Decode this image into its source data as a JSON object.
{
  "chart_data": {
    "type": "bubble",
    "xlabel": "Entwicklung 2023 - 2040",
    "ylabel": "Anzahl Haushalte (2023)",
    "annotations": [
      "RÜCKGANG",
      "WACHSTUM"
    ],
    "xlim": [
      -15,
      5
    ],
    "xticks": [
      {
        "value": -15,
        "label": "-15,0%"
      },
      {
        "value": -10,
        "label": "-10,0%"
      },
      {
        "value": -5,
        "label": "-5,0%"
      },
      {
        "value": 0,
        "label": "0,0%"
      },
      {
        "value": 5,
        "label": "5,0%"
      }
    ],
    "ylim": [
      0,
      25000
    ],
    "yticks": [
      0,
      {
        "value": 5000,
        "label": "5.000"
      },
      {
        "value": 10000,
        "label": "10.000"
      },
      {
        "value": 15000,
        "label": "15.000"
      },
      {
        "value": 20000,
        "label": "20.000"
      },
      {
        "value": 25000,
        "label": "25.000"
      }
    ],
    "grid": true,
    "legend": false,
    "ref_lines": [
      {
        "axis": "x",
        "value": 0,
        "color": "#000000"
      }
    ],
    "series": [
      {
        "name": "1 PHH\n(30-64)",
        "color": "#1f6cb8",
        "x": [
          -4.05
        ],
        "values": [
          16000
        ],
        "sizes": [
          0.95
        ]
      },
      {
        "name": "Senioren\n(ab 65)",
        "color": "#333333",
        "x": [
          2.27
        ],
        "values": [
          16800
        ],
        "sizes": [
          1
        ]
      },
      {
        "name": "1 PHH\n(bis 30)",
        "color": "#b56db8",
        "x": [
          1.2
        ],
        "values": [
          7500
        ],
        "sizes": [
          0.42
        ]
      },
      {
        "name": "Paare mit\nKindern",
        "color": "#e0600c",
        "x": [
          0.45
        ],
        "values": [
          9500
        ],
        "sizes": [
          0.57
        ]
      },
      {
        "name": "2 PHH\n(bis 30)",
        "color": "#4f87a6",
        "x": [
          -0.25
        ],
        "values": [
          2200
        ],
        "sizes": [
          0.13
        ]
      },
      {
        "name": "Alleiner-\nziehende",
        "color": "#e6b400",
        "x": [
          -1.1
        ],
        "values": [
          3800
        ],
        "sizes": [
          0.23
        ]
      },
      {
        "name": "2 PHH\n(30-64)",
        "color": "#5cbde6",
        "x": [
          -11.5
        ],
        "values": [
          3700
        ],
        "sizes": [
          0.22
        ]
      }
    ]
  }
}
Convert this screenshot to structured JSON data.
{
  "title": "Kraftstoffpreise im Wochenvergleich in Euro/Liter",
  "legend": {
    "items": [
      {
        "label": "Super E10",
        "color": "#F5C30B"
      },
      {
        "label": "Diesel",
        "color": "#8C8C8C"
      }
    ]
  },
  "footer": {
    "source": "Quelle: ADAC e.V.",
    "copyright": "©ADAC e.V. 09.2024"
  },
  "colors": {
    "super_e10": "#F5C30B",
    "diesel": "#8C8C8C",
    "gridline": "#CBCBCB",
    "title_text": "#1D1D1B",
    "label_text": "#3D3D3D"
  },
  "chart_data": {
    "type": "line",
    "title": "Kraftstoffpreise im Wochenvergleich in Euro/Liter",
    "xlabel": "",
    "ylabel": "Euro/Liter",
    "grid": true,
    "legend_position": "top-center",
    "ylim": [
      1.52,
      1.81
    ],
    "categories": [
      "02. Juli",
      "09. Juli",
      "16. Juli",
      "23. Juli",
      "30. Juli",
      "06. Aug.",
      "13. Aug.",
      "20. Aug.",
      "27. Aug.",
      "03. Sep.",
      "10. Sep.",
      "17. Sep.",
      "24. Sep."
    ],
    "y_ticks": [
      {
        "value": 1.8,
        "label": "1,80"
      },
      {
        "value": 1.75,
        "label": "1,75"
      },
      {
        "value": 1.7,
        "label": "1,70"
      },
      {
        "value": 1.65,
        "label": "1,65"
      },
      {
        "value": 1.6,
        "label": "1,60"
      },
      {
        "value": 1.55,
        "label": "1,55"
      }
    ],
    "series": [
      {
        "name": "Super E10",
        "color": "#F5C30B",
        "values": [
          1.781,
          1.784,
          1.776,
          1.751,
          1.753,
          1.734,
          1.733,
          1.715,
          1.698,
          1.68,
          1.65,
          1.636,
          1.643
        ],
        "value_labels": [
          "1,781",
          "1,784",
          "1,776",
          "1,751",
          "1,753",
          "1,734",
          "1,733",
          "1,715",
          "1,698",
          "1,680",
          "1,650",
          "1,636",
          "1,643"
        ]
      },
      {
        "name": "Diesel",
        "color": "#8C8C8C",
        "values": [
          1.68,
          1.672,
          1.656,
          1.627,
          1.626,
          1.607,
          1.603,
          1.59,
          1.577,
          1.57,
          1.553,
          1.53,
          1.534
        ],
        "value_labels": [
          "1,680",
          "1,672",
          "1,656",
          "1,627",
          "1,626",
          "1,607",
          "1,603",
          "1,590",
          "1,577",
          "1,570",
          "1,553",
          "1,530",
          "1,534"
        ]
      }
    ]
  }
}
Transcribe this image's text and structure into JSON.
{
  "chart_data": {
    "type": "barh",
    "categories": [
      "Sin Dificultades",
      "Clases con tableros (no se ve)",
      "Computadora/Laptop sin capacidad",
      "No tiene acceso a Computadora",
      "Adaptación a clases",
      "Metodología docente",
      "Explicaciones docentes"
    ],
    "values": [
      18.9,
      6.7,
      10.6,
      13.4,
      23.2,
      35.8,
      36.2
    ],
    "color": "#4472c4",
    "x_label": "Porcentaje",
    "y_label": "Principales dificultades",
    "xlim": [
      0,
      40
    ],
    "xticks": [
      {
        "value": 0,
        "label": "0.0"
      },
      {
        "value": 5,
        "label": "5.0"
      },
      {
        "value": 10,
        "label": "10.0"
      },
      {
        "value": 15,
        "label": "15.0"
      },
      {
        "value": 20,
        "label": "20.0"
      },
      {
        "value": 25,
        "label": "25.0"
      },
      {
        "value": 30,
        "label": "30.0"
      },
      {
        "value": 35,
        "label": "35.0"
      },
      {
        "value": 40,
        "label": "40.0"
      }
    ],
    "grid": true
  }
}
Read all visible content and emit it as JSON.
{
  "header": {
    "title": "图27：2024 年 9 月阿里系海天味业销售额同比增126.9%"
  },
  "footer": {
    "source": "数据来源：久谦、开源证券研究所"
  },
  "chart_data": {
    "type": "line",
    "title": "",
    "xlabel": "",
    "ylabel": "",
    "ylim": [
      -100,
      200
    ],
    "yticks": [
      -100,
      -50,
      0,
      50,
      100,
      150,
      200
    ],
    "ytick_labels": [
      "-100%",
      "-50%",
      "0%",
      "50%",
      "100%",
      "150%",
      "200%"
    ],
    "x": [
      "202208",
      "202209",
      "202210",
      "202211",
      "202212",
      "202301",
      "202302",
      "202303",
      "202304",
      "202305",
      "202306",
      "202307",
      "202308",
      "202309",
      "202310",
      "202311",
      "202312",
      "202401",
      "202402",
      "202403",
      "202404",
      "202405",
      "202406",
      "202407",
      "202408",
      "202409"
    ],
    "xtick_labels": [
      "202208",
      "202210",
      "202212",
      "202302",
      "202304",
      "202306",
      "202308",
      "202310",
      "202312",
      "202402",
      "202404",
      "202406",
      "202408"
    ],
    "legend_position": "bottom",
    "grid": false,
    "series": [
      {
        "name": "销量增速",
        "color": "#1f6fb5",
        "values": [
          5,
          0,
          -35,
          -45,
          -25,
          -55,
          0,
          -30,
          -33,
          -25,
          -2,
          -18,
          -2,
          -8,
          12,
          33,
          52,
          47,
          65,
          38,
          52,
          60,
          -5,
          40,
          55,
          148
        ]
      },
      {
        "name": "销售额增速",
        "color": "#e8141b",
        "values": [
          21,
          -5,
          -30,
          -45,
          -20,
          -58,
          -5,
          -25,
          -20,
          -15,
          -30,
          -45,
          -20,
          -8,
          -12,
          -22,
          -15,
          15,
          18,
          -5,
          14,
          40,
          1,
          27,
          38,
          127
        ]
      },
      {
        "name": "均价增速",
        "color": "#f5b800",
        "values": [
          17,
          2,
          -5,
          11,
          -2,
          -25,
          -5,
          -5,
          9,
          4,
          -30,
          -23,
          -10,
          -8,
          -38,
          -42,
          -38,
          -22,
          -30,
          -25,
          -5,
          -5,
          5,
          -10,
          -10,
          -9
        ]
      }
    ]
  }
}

▶ EXERCISE REQUIREMENTS
Copy all lines from the material that include "JSON".

▶ RESULT BELOW
Decode this image into its source data as a JSON object.
Convert this screenshot to structured JSON data.
Transcribe this image's text and structure into JSON.
Read all visible content and emit it as JSON.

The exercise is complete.